═════ TASK INPUTS
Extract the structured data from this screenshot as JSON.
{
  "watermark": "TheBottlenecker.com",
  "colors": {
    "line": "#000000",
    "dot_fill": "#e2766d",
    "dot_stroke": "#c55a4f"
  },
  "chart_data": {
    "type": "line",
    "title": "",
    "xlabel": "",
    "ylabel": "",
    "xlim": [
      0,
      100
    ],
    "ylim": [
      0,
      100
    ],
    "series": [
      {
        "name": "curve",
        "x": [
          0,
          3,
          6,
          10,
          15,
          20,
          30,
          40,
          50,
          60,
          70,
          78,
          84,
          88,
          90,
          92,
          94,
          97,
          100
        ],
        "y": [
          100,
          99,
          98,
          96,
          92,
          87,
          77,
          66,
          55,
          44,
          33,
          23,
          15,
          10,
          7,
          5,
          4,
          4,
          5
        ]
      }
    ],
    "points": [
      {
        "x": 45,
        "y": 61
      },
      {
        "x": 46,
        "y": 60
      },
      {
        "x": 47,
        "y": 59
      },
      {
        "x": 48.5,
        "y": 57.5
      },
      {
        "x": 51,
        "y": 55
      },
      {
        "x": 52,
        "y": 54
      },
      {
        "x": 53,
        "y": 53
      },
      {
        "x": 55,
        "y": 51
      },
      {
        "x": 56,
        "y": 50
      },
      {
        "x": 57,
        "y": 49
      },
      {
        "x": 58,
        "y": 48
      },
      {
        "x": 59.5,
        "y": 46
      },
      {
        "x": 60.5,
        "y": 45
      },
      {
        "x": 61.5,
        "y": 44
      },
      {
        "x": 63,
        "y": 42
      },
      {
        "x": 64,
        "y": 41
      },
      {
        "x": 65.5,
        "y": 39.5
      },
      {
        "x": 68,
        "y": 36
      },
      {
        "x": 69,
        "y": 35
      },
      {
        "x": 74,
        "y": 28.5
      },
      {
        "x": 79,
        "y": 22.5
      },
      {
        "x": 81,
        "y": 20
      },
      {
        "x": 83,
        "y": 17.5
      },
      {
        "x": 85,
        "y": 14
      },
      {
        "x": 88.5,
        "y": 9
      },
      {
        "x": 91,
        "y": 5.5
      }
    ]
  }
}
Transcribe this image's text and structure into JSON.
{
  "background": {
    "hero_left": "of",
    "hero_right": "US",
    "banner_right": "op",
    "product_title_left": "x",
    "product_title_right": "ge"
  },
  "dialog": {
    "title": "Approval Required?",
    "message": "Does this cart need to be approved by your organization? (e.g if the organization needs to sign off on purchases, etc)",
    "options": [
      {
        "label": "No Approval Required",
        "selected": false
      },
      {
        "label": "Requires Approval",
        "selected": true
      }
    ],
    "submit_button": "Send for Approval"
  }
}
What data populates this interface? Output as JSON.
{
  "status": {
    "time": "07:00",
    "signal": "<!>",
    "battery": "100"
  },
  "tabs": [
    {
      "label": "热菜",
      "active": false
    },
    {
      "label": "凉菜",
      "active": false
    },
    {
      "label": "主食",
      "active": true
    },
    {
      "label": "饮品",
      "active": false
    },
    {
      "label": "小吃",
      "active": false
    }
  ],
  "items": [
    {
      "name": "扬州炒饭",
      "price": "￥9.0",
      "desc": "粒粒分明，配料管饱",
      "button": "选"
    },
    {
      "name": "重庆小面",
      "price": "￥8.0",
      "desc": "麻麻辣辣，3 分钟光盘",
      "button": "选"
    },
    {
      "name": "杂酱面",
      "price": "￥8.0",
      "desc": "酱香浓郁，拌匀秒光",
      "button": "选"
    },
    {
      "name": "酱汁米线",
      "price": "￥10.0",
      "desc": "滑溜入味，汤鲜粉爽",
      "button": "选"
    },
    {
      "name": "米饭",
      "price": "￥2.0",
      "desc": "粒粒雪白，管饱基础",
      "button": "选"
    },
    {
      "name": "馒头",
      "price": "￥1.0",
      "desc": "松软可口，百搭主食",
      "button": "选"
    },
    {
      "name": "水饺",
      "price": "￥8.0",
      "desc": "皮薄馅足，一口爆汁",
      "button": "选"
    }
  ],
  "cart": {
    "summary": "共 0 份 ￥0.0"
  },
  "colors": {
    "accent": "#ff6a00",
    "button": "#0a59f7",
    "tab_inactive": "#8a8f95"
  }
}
══════════
Exact copies of all the records are required.

Extract the structured data from this screenshot as JSON.
{
  "watermark": "TheBottlenecker.com",
  "colors": {
    "line": "#000000",
    "dot_fill": "#e2766d",
    "dot_stroke": "#c55a4f"
  },
  "chart_data": {
    "type": "line",
    "title": "",
    "xlabel": "",
    "ylabel": "",
    "xlim": [
      0,
      100
    ],
    "ylim": [
      0,
      100
    ],
    "series": [
      {
        "name": "curve",
        "x": [
          0,
          3,
          6,
          10,
          15,
          20,
          30,
          40,
          50,
          60,
          70,
          78,
          84,
          88,
          90,
          92,
          94,
          97,
          100
        ],
        "y": [
          100,
          99,
          98,
          96,
          92,
          87,
          77,
          66,
          55,
          44,
          33,
          23,
          15,
          10,
          7,
          5,
          4,
          4,
          5
        ]
      }
    ],
    "points": [
      {
        "x": 45,
        "y": 61
      },
      {
        "x": 46,
        "y": 60
      },
      {
        "x": 47,
        "y": 59
      },
      {
        "x": 48.5,
        "y": 57.5
      },
      {
        "x": 51,
        "y": 55
      },
      {
        "x": 52,
        "y": 54
      },
      {
        "x": 53,
        "y": 53
      },
      {
        "x": 55,
        "y": 51
      },
      {
        "x": 56,
        "y": 50
      },
      {
        "x": 57,
        "y": 49
      },
      {
        "x": 58,
        "y": 48
      },
      {
        "x": 59.5,
        "y": 46
      },
      {
        "x": 60.5,
        "y": 45
      },
      {
        "x": 61.5,
        "y": 44
      },
      {
        "x": 63,
        "y": 42
      },
      {
        "x": 64,
        "y": 41
      },
      {
        "x": 65.5,
        "y": 39.5
      },
      {
        "x": 68,
        "y": 36
      },
      {
        "x": 69,
        "y": 35
      },
      {
        "x": 74,
        "y": 28.5
      },
      {
        "x": 79,
        "y": 22.5
      },
      {
        "x": 81,
        "y": 20
      },
      {
        "x": 83,
        "y": 17.5
      },
      {
        "x": 85,
        "y": 14
      },
      {
        "x": 88.5,
        "y": 9
      },
      {
        "x": 91,
        "y": 5.5
      }
    ]
  }
}
Transcribe this image's text and structure into JSON.
{
  "background": {
    "hero_left": "of",
    "hero_right": "US",
    "banner_right": "op",
    "product_title_left": "x",
    "product_title_right": "ge"
  },
  "dialog": {
    "title": "Approval Required?",
    "message": "Does this cart need to be approved by your organization? (e.g if the organization needs to sign off on purchases, etc)",
    "options": [
      {
        "label": "No Approval Required",
        "selected": false
      },
      {
        "label": "Requires Approval",
        "selected": true
      }
    ],
    "submit_button": "Send for Approval"
  }
}
What data populates this interface? Output as JSON.
{
  "status": {
    "time": "07:00",
    "signal": "<!>",
    "battery": "100"
  },
  "tabs": [
    {
      "label": "热菜",
      "active": false
    },
    {
      "label": "凉菜",
      "active": false
    },
    {
      "label": "主食",
      "active": true
    },
    {
      "label": "饮品",
      "active": false
    },
    {
      "label": "小吃",
      "active": false
    }
  ],
  "items": [
    {
      "name": "扬州炒饭",
      "price": "￥9.0",
      "desc": "粒粒分明，配料管饱",
      "button": "选"
    },
    {
      "name": "重庆小面",
      "price": "￥8.0",
      "desc": "麻麻辣辣，3 分钟光盘",
      "button": "选"
    },
    {
      "name": "杂酱面",
      "price": "￥8.0",
      "desc": "酱香浓郁，拌匀秒光",
      "button": "选"
    },
    {
      "name": "酱汁米线",
      "price": "￥10.0",
      "desc": "滑溜入味，汤鲜粉爽",
      "button": "选"
    },
    {
      "name": "米饭",
      "price": "￥2.0",
      "desc": "粒粒雪白，管饱基础",
      "button": "选"
    },
    {
      "name": "馒头",
      "price": "￥1.0",
      "desc": "松软可口，百搭主食",
      "button": "选"
    },
    {
      "name": "水饺",
      "price": "￥8.0",
      "desc": "皮薄馅足，一口爆汁",
      "button": "选"
    }
  ],
  "cart": {
    "summary": "共 0 份 ￥0.0"
  },
  "colors": {
    "accent": "#ff6a00",
    "button": "#0a59f7",
    "tab_inactive": "#8a8f95"
  }
}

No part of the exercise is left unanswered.